▶ [What to produce] Write out each of the records below word for word, without changing any line.

▶ [Data entries]
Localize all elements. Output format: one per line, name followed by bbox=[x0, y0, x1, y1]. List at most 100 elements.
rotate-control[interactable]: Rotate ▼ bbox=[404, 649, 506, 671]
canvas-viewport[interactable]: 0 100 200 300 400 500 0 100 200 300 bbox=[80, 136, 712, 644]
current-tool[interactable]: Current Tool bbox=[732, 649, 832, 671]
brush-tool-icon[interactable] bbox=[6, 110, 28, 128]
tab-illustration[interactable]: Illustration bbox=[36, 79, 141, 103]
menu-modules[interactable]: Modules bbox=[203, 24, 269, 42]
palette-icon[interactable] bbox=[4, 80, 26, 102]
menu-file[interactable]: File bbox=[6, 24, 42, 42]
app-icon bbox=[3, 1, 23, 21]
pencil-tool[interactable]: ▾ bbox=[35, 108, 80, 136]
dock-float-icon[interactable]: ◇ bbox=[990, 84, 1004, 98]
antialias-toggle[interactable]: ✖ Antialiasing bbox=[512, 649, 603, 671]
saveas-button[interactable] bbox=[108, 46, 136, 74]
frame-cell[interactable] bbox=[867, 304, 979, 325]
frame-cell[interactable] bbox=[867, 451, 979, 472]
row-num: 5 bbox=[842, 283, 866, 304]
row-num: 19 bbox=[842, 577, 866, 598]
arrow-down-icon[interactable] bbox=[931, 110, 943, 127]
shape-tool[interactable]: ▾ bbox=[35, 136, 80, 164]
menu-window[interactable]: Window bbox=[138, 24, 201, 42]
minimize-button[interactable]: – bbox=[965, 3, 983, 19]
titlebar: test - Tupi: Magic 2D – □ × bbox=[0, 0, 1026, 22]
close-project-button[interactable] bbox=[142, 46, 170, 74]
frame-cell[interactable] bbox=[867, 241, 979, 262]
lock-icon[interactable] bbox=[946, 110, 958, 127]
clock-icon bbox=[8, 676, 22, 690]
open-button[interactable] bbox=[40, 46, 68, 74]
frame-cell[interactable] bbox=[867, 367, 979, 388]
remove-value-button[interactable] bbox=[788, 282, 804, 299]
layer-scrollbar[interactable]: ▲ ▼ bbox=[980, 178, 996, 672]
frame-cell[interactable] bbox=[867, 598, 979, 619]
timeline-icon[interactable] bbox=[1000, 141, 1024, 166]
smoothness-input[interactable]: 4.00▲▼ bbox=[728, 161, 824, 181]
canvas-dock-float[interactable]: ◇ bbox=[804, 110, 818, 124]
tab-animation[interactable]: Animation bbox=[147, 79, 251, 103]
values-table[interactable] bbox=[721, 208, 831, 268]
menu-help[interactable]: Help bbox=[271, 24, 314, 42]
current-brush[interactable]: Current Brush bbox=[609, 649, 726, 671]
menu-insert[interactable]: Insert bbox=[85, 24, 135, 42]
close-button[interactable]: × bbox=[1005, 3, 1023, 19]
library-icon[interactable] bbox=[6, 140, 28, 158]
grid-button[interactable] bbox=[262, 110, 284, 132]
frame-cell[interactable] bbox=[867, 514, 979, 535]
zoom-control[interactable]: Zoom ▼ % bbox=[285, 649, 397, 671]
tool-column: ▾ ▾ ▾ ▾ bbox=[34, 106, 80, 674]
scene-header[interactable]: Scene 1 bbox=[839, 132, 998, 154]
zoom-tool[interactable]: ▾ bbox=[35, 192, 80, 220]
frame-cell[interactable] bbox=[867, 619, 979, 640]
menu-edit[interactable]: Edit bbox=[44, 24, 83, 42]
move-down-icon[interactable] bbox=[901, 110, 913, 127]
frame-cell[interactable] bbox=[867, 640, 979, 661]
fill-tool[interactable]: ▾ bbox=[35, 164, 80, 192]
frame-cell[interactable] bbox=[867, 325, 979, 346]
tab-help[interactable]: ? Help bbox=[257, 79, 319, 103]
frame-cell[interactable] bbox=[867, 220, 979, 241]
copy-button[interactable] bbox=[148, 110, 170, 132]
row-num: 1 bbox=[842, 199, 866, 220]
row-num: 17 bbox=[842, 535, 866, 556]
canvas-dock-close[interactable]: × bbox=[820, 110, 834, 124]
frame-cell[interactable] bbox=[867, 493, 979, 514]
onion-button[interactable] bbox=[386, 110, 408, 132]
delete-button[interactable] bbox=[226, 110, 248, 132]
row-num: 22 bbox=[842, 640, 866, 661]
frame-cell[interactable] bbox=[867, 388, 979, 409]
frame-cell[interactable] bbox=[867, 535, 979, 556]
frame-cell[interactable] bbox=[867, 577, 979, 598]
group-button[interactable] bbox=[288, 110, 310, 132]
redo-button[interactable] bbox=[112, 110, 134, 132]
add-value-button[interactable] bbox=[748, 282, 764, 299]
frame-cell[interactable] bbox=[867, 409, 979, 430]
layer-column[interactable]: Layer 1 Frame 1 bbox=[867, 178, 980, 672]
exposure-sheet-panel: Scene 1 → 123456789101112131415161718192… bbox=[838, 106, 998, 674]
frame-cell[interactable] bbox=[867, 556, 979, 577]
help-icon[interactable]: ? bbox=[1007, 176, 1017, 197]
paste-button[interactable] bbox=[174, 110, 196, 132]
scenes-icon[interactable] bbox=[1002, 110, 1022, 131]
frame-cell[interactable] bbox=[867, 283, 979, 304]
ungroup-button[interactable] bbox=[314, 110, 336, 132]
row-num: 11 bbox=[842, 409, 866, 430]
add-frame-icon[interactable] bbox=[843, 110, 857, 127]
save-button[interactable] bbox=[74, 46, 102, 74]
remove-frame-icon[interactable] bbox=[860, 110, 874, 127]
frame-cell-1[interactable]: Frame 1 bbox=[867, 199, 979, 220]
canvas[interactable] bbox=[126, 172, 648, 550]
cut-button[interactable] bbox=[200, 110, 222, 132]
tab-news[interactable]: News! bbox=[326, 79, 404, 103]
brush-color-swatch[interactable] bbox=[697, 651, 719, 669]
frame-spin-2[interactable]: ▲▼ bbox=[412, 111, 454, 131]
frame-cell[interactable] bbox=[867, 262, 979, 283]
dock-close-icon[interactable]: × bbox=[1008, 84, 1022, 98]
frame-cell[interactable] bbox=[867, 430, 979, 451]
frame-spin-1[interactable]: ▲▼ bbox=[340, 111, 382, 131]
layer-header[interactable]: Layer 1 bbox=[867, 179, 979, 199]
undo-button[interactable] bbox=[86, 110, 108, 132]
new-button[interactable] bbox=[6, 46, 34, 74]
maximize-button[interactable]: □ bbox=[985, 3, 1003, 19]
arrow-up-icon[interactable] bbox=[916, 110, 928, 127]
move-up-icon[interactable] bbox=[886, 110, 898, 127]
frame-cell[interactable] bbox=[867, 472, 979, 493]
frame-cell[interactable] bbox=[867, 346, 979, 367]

▶ [Problem solution]
Localize all elements. Output format: one per line, name followed by bbox=[x0, y0, x1, y1]. List at most 100 elements.
rotate-control[interactable]: Rotate ▼ bbox=[404, 649, 506, 671]
canvas-viewport[interactable]: 0 100 200 300 400 500 0 100 200 300 bbox=[80, 136, 712, 644]
current-tool[interactable]: Current Tool bbox=[732, 649, 832, 671]
brush-tool-icon[interactable] bbox=[6, 110, 28, 128]
tab-illustration[interactable]: Illustration bbox=[36, 79, 141, 103]
menu-modules[interactable]: Modules bbox=[203, 24, 269, 42]
palette-icon[interactable] bbox=[4, 80, 26, 102]
menu-file[interactable]: File bbox=[6, 24, 42, 42]
app-icon bbox=[3, 1, 23, 21]
pencil-tool[interactable]: ▾ bbox=[35, 108, 80, 136]
dock-float-icon[interactable]: ◇ bbox=[990, 84, 1004, 98]
antialias-toggle[interactable]: ✖ Antialiasing bbox=[512, 649, 603, 671]
saveas-button[interactable] bbox=[108, 46, 136, 74]
frame-cell[interactable] bbox=[867, 304, 979, 325]
frame-cell[interactable] bbox=[867, 451, 979, 472]
row-num: 5 bbox=[842, 283, 866, 304]
row-num: 19 bbox=[842, 577, 866, 598]
arrow-down-icon[interactable] bbox=[931, 110, 943, 127]
shape-tool[interactable]: ▾ bbox=[35, 136, 80, 164]
menu-window[interactable]: Window bbox=[138, 24, 201, 42]
minimize-button[interactable]: – bbox=[965, 3, 983, 19]
titlebar: test - Tupi: Magic 2D – □ × bbox=[0, 0, 1026, 22]
close-project-button[interactable] bbox=[142, 46, 170, 74]
frame-cell[interactable] bbox=[867, 241, 979, 262]
lock-icon[interactable] bbox=[946, 110, 958, 127]
clock-icon bbox=[8, 676, 22, 690]
open-button[interactable] bbox=[40, 46, 68, 74]
frame-cell[interactable] bbox=[867, 367, 979, 388]
remove-value-button[interactable] bbox=[788, 282, 804, 299]
layer-scrollbar[interactable]: ▲ ▼ bbox=[980, 178, 996, 672]
frame-cell[interactable] bbox=[867, 598, 979, 619]
timeline-icon[interactable] bbox=[1000, 141, 1024, 166]
smoothness-input[interactable]: 4.00▲▼ bbox=[728, 161, 824, 181]
canvas-dock-float[interactable]: ◇ bbox=[804, 110, 818, 124]
tab-animation[interactable]: Animation bbox=[147, 79, 251, 103]
values-table[interactable] bbox=[721, 208, 831, 268]
menu-help[interactable]: Help bbox=[271, 24, 314, 42]
current-brush[interactable]: Current Brush bbox=[609, 649, 726, 671]
menu-insert[interactable]: Insert bbox=[85, 24, 135, 42]
close-button[interactable]: × bbox=[1005, 3, 1023, 19]
library-icon[interactable] bbox=[6, 140, 28, 158]
grid-button[interactable] bbox=[262, 110, 284, 132]
frame-cell[interactable] bbox=[867, 514, 979, 535]
zoom-control[interactable]: Zoom ▼ % bbox=[285, 649, 397, 671]
tool-column: ▾ ▾ ▾ ▾ bbox=[34, 106, 80, 674]
scene-header[interactable]: Scene 1 bbox=[839, 132, 998, 154]
zoom-tool[interactable]: ▾ bbox=[35, 192, 80, 220]
frame-cell[interactable] bbox=[867, 619, 979, 640]
menu-edit[interactable]: Edit bbox=[44, 24, 83, 42]
move-down-icon[interactable] bbox=[901, 110, 913, 127]
frame-cell[interactable] bbox=[867, 640, 979, 661]
fill-tool[interactable]: ▾ bbox=[35, 164, 80, 192]
frame-cell[interactable] bbox=[867, 325, 979, 346]
tab-help[interactable]: ? Help bbox=[257, 79, 319, 103]
frame-cell[interactable] bbox=[867, 220, 979, 241]
copy-button[interactable] bbox=[148, 110, 170, 132]
row-num: 1 bbox=[842, 199, 866, 220]
row-num: 17 bbox=[842, 535, 866, 556]
canvas-dock-close[interactable]: × bbox=[820, 110, 834, 124]
frame-cell[interactable] bbox=[867, 493, 979, 514]
onion-button[interactable] bbox=[386, 110, 408, 132]
delete-button[interactable] bbox=[226, 110, 248, 132]
row-num: 22 bbox=[842, 640, 866, 661]
frame-cell[interactable] bbox=[867, 388, 979, 409]
frame-cell[interactable] bbox=[867, 535, 979, 556]
frame-cell[interactable] bbox=[867, 577, 979, 598]
group-button[interactable] bbox=[288, 110, 310, 132]
redo-button[interactable] bbox=[112, 110, 134, 132]
add-value-button[interactable] bbox=[748, 282, 764, 299]
frame-cell[interactable] bbox=[867, 409, 979, 430]
layer-column[interactable]: Layer 1 Frame 1 bbox=[867, 178, 980, 672]
exposure-sheet-panel: Scene 1 → 123456789101112131415161718192… bbox=[838, 106, 998, 674]
frame-cell[interactable] bbox=[867, 556, 979, 577]
help-icon[interactable]: ? bbox=[1007, 176, 1017, 197]
paste-button[interactable] bbox=[174, 110, 196, 132]
scenes-icon[interactable] bbox=[1002, 110, 1022, 131]
frame-cell[interactable] bbox=[867, 283, 979, 304]
ungroup-button[interactable] bbox=[314, 110, 336, 132]
row-num: 11 bbox=[842, 409, 866, 430]
add-frame-icon[interactable] bbox=[843, 110, 857, 127]
save-button[interactable] bbox=[74, 46, 102, 74]
remove-frame-icon[interactable] bbox=[860, 110, 874, 127]
frame-cell-1[interactable]: Frame 1 bbox=[867, 199, 979, 220]
canvas[interactable] bbox=[126, 172, 648, 550]
cut-button[interactable] bbox=[200, 110, 222, 132]
tab-news[interactable]: News! bbox=[326, 79, 404, 103]
brush-color-swatch[interactable] bbox=[697, 651, 719, 669]
frame-spin-2[interactable]: ▲▼ bbox=[412, 111, 454, 131]
frame-cell[interactable] bbox=[867, 262, 979, 283]
dock-close-icon[interactable]: × bbox=[1008, 84, 1022, 98]
frame-cell[interactable] bbox=[867, 430, 979, 451]
frame-spin-1[interactable]: ▲▼ bbox=[340, 111, 382, 131]
layer-header[interactable]: Layer 1 bbox=[867, 179, 979, 199]
undo-button[interactable] bbox=[86, 110, 108, 132]
new-button[interactable] bbox=[6, 46, 34, 74]
maximize-button[interactable]: □ bbox=[985, 3, 1003, 19]
arrow-up-icon[interactable] bbox=[916, 110, 928, 127]
move-up-icon[interactable] bbox=[886, 110, 898, 127]
frame-cell[interactable] bbox=[867, 472, 979, 493]
frame-cell[interactable] bbox=[867, 346, 979, 367]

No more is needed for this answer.